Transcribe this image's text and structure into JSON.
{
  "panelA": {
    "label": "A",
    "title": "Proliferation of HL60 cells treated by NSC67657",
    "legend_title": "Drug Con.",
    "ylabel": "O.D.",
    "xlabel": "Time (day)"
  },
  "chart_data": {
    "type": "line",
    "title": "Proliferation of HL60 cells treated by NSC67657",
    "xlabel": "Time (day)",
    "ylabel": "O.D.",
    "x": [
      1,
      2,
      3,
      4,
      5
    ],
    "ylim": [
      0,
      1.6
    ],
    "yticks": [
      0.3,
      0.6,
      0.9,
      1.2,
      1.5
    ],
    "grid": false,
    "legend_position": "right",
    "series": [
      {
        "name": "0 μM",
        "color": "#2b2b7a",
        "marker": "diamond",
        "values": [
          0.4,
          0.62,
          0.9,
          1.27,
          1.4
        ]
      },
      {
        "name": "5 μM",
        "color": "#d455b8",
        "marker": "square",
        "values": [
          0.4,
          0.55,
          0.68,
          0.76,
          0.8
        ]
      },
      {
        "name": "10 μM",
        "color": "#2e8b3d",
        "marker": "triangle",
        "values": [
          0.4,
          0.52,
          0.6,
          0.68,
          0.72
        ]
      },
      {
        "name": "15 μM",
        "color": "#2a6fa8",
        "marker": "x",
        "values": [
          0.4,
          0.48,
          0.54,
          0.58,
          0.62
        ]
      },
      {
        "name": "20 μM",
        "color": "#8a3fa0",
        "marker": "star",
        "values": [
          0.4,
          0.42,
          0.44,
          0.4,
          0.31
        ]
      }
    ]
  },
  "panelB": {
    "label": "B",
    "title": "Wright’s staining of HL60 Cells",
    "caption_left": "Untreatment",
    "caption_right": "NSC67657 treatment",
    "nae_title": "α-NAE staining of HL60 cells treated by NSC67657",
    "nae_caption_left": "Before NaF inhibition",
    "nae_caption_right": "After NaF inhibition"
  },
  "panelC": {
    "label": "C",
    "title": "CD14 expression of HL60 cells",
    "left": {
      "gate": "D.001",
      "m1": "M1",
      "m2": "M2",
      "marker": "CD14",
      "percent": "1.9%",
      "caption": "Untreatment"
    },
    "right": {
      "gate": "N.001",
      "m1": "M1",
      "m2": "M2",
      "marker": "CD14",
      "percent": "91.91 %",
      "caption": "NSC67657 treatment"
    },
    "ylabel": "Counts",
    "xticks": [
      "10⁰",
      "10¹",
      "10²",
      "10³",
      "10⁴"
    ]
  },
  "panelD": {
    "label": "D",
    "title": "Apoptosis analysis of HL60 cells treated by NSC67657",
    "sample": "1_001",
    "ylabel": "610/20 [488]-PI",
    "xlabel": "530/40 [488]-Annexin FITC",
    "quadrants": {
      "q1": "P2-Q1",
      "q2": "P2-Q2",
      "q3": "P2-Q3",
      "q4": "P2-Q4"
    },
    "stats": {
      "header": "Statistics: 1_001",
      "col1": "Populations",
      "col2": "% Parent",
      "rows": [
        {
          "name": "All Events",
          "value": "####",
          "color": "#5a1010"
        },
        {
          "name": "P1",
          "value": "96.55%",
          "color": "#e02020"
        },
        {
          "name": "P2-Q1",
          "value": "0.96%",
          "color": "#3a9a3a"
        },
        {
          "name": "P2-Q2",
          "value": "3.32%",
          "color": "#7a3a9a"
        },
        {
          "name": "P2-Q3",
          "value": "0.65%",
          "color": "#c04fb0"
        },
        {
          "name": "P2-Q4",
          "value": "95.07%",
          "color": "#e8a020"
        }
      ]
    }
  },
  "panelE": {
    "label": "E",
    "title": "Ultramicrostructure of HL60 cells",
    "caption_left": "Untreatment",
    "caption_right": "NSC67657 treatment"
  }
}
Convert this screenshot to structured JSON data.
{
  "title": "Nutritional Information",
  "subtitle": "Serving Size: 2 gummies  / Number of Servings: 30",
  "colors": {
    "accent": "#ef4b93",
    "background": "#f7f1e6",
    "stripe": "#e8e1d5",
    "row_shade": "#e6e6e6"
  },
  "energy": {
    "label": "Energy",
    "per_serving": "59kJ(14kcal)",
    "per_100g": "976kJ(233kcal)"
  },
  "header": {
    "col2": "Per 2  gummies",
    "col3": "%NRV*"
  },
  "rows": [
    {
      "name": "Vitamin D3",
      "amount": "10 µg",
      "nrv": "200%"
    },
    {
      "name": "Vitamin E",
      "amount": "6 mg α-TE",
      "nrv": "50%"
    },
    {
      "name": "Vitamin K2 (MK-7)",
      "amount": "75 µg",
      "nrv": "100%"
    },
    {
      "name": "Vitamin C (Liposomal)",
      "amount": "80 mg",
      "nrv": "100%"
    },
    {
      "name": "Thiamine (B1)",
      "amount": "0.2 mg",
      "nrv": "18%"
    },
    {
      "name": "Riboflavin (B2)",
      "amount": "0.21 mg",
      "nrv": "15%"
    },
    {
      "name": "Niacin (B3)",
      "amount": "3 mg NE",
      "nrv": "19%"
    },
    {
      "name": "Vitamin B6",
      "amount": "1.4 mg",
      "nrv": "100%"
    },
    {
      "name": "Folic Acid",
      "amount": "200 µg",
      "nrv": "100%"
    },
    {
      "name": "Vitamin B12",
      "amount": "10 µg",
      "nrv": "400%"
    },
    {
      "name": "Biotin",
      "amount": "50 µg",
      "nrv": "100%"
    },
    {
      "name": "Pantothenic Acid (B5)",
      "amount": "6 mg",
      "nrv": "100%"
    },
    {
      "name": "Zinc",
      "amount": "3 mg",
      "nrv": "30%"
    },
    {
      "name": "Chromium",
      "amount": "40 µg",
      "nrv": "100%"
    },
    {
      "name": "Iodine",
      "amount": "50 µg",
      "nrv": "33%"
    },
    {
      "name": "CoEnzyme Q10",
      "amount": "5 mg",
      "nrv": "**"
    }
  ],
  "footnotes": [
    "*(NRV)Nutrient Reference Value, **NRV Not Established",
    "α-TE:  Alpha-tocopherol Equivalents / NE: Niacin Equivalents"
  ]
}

• [EXERCISE BRIEF] Output every record above a second time, exactly.

• [ANSWER]
Transcribe this image's text and structure into JSON.
{
  "panelA": {
    "label": "A",
    "title": "Proliferation of HL60 cells treated by NSC67657",
    "legend_title": "Drug Con.",
    "ylabel": "O.D.",
    "xlabel": "Time (day)"
  },
  "chart_data": {
    "type": "line",
    "title": "Proliferation of HL60 cells treated by NSC67657",
    "xlabel": "Time (day)",
    "ylabel": "O.D.",
    "x": [
      1,
      2,
      3,
      4,
      5
    ],
    "ylim": [
      0,
      1.6
    ],
    "yticks": [
      0.3,
      0.6,
      0.9,
      1.2,
      1.5
    ],
    "grid": false,
    "legend_position": "right",
    "series": [
      {
        "name": "0 μM",
        "color": "#2b2b7a",
        "marker": "diamond",
        "values": [
          0.4,
          0.62,
          0.9,
          1.27,
          1.4
        ]
      },
      {
        "name": "5 μM",
        "color": "#d455b8",
        "marker": "square",
        "values": [
          0.4,
          0.55,
          0.68,
          0.76,
          0.8
        ]
      },
      {
        "name": "10 μM",
        "color": "#2e8b3d",
        "marker": "triangle",
        "values": [
          0.4,
          0.52,
          0.6,
          0.68,
          0.72
        ]
      },
      {
        "name": "15 μM",
        "color": "#2a6fa8",
        "marker": "x",
        "values": [
          0.4,
          0.48,
          0.54,
          0.58,
          0.62
        ]
      },
      {
        "name": "20 μM",
        "color": "#8a3fa0",
        "marker": "star",
        "values": [
          0.4,
          0.42,
          0.44,
          0.4,
          0.31
        ]
      }
    ]
  },
  "panelB": {
    "label": "B",
    "title": "Wright’s staining of HL60 Cells",
    "caption_left": "Untreatment",
    "caption_right": "NSC67657 treatment",
    "nae_title": "α-NAE staining of HL60 cells treated by NSC67657",
    "nae_caption_left": "Before NaF inhibition",
    "nae_caption_right": "After NaF inhibition"
  },
  "panelC": {
    "label": "C",
    "title": "CD14 expression of HL60 cells",
    "left": {
      "gate": "D.001",
      "m1": "M1",
      "m2": "M2",
      "marker": "CD14",
      "percent": "1.9%",
      "caption": "Untreatment"
    },
    "right": {
      "gate": "N.001",
      "m1": "M1",
      "m2": "M2",
      "marker": "CD14",
      "percent": "91.91 %",
      "caption": "NSC67657 treatment"
    },
    "ylabel": "Counts",
    "xticks": [
      "10⁰",
      "10¹",
      "10²",
      "10³",
      "10⁴"
    ]
  },
  "panelD": {
    "label": "D",
    "title": "Apoptosis analysis of HL60 cells treated by NSC67657",
    "sample": "1_001",
    "ylabel": "610/20 [488]-PI",
    "xlabel": "530/40 [488]-Annexin FITC",
    "quadrants": {
      "q1": "P2-Q1",
      "q2": "P2-Q2",
      "q3": "P2-Q3",
      "q4": "P2-Q4"
    },
    "stats": {
      "header": "Statistics: 1_001",
      "col1": "Populations",
      "col2": "% Parent",
      "rows": [
        {
          "name": "All Events",
          "value": "####",
          "color": "#5a1010"
        },
        {
          "name": "P1",
          "value": "96.55%",
          "color": "#e02020"
        },
        {
          "name": "P2-Q1",
          "value": "0.96%",
          "color": "#3a9a3a"
        },
        {
          "name": "P2-Q2",
          "value": "3.32%",
          "color": "#7a3a9a"
        },
        {
          "name": "P2-Q3",
          "value": "0.65%",
          "color": "#c04fb0"
        },
        {
          "name": "P2-Q4",
          "value": "95.07%",
          "color": "#e8a020"
        }
      ]
    }
  },
  "panelE": {
    "label": "E",
    "title": "Ultramicrostructure of HL60 cells",
    "caption_left": "Untreatment",
    "caption_right": "NSC67657 treatment"
  }
}
Convert this screenshot to structured JSON data.
{
  "title": "Nutritional Information",
  "subtitle": "Serving Size: 2 gummies  / Number of Servings: 30",
  "colors": {
    "accent": "#ef4b93",
    "background": "#f7f1e6",
    "stripe": "#e8e1d5",
    "row_shade": "#e6e6e6"
  },
  "energy": {
    "label": "Energy",
    "per_serving": "59kJ(14kcal)",
    "per_100g": "976kJ(233kcal)"
  },
  "header": {
    "col2": "Per 2  gummies",
    "col3": "%NRV*"
  },
  "rows": [
    {
      "name": "Vitamin D3",
      "amount": "10 µg",
      "nrv": "200%"
    },
    {
      "name": "Vitamin E",
      "amount": "6 mg α-TE",
      "nrv": "50%"
    },
    {
      "name": "Vitamin K2 (MK-7)",
      "amount": "75 µg",
      "nrv": "100%"
    },
    {
      "name": "Vitamin C (Liposomal)",
      "amount": "80 mg",
      "nrv": "100%"
    },
    {
      "name": "Thiamine (B1)",
      "amount": "0.2 mg",
      "nrv": "18%"
    },
    {
      "name": "Riboflavin (B2)",
      "amount": "0.21 mg",
      "nrv": "15%"
    },
    {
      "name": "Niacin (B3)",
      "amount": "3 mg NE",
      "nrv": "19%"
    },
    {
      "name": "Vitamin B6",
      "amount": "1.4 mg",
      "nrv": "100%"
    },
    {
      "name": "Folic Acid",
      "amount": "200 µg",
      "nrv": "100%"
    },
    {
      "name": "Vitamin B12",
      "amount": "10 µg",
      "nrv": "400%"
    },
    {
      "name": "Biotin",
      "amount": "50 µg",
      "nrv": "100%"
    },
    {
      "name": "Pantothenic Acid (B5)",
      "amount": "6 mg",
      "nrv": "100%"
    },
    {
      "name": "Zinc",
      "amount": "3 mg",
      "nrv": "30%"
    },
    {
      "name": "Chromium",
      "amount": "40 µg",
      "nrv": "100%"
    },
    {
      "name": "Iodine",
      "amount": "50 µg",
      "nrv": "33%"
    },
    {
      "name": "CoEnzyme Q10",
      "amount": "5 mg",
      "nrv": "**"
    }
  ],
  "footnotes": [
    "*(NRV)Nutrient Reference Value, **NRV Not Established",
    "α-TE:  Alpha-tocopherol Equivalents / NE: Niacin Equivalents"
  ]
}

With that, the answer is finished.